* Provided text:
══════════════════════════════
Background information
- Also known as: Moral Fibre
- Origin: Newcastle upon Tyne, England
- Genres: Speed metal; NWOBHM; thrash metal;
- Years active: 1978–present
- Labels: Neat, Sanctuary
- Members: Tony Dolan Steve Mason Payre Hulkoffgarden

= Atomkraft =

British heavy metal band

Atomkraft are an English speed metal band from Newcastle, who were part of the new wave of British heavy metal movement. They formed in 1979, disbanded in 1988, and reformed in 2005. Atomkraft's "Total Metal" approach draws inspiration from fellow NWOBHM bands such as Motörhead and Venom, punk rock bands such as The Dickies, and early Exodus or Slayer. Lead vocalist/bassist Tony Dolan also fronted Venom for a number of years in the late 1980s and 90s.

==History==
===Moral Fibre===
The roots of Atomkraft date to mid-1978, when Tony "Demolition" Dolan and Paul Spillett got together with the intention to form a band. Initially using the name of Moral Fibre and playing punk rock, they recruited guitarists Ian Legg and Chris Taylor. Ian Legg then left and was replaced by Sean Drew who also subsequently left. However, the band continued to operate as a trio.

===Atomkraft===
After returning from a trip to Bremen, Germany, Taylor presented his bandmates with some button badges featuring the environmental slogan 'Atomkraft, Nein Danke!' (Nuclear Power, No Thanks!) They liked the way the word "Atomkraft" sounded, so they adopted it as the band name, believing it suits the new "metal" sound they pursued. In pursuit of a heavier, more "metal" sound, the band decided to replace Taylor as guitarist. After trying out a couple of guitarists, they settled on Steve White, whom Dolan knew from his art class at college. Another member of Dolan's art class, Mark Irvine, joined on bass. With Dolan on rhythm guitar and vocals and Spillett on drums, the new line-up began to book shows. Irvine's parents disapproved of his heavy metal image and lifestyle, persuading him to quit the band. Dolan switched back to bass, and the band stayed together.
══════════════════════════════
* Provided information:
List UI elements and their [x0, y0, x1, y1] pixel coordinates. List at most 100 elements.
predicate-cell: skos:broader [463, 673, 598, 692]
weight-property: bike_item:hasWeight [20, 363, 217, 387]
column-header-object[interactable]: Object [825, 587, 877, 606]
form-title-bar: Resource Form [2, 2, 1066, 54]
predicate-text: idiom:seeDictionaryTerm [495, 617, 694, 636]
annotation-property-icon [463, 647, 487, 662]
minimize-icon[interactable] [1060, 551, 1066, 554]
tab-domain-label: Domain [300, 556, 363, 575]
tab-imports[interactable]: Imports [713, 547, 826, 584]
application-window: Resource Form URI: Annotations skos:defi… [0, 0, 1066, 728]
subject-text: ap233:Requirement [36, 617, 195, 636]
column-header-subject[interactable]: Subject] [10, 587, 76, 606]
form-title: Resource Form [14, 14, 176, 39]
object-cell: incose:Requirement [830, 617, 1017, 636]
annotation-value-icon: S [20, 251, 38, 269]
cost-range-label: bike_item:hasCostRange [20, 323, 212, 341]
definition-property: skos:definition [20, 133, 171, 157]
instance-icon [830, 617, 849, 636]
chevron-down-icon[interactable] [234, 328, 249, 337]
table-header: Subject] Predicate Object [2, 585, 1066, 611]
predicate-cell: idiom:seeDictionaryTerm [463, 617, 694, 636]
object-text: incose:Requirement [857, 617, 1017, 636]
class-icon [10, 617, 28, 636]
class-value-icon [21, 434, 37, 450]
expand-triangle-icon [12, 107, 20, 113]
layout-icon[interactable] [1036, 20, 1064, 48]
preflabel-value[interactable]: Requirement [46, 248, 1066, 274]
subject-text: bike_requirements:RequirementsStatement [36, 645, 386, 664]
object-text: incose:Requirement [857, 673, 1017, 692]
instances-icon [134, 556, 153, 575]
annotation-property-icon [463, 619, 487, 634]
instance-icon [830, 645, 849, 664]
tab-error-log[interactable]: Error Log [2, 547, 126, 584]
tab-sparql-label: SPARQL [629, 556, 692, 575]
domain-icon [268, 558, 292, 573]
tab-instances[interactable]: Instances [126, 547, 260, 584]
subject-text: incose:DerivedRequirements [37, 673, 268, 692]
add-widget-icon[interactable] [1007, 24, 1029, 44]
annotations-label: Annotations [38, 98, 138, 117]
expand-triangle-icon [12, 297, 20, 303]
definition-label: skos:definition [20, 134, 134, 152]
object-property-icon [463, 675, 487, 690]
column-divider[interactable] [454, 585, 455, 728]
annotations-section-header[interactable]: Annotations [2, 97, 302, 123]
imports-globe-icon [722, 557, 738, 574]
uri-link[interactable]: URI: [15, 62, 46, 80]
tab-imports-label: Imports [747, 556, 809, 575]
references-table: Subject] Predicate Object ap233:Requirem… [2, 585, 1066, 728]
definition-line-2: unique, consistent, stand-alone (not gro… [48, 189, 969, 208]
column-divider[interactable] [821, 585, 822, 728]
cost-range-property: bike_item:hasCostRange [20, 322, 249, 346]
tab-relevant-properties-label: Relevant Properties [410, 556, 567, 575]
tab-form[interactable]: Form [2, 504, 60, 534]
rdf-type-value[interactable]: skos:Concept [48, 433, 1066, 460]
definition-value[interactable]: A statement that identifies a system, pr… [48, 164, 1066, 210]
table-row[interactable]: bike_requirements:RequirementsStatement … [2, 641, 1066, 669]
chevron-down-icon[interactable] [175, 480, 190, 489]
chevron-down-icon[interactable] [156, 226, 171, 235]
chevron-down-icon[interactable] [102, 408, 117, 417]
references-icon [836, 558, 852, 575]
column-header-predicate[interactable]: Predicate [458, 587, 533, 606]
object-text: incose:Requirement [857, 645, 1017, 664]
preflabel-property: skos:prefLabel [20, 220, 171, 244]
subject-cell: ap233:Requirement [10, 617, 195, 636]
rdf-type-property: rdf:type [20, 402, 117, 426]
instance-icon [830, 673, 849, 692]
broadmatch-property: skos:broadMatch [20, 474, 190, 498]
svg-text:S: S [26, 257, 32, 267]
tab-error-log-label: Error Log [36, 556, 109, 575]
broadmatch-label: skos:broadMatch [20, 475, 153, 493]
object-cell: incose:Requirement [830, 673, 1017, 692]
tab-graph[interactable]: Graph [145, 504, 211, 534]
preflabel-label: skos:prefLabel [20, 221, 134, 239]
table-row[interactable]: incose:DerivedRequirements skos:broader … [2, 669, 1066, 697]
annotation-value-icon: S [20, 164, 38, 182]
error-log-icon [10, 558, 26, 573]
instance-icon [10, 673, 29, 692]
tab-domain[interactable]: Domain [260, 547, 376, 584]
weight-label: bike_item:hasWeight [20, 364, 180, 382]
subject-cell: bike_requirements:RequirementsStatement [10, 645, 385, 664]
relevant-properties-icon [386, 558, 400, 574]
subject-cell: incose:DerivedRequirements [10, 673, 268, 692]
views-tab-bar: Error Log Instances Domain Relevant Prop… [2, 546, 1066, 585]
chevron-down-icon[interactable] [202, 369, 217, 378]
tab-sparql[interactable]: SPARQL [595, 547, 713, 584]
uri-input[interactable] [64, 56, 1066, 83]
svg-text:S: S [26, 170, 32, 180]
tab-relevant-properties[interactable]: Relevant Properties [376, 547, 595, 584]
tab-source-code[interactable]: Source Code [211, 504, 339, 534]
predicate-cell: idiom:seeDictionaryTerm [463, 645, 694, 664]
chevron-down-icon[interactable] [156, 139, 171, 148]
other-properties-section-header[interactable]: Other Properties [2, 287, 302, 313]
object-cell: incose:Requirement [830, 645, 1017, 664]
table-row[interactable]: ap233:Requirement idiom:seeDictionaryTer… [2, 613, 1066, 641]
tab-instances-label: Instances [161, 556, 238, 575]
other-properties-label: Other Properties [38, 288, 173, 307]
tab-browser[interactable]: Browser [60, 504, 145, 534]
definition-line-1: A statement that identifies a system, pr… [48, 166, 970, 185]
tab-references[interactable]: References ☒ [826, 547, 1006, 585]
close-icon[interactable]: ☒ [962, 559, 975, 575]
══════════════════════════════
* Task prompt:
Repeat word for word the part of the Atomkraft text above that opens with the words containing "Background information" and closes with "1980s and 90s.".

* Problem solution:
Background information
- Also known as: Moral Fibre
- Origin: Newcastle upon Tyne, England
- Genres: Speed metal; NWOBHM; thrash metal;
- Years active: 1978–present
- Labels: Neat, Sanctuary
- Members: Tony Dolan Steve Mason Payre Hulkoffgarden

= Atomkraft =

British heavy metal band

Atomkraft are an English speed metal band from Newcastle, who were part of the new wave of British heavy metal movement. They formed in 1979, disbanded in 1988, and reformed in 2005. Atomkraft's "Total Metal" approach draws inspiration from fellow NWOBHM bands such as Motörhead and Venom, punk rock bands such as The Dickies, and early Exodus or Slayer. Lead vocalist/bassist Tony Dolan also fronted Venom for a number of years in the late 1980s and 90s.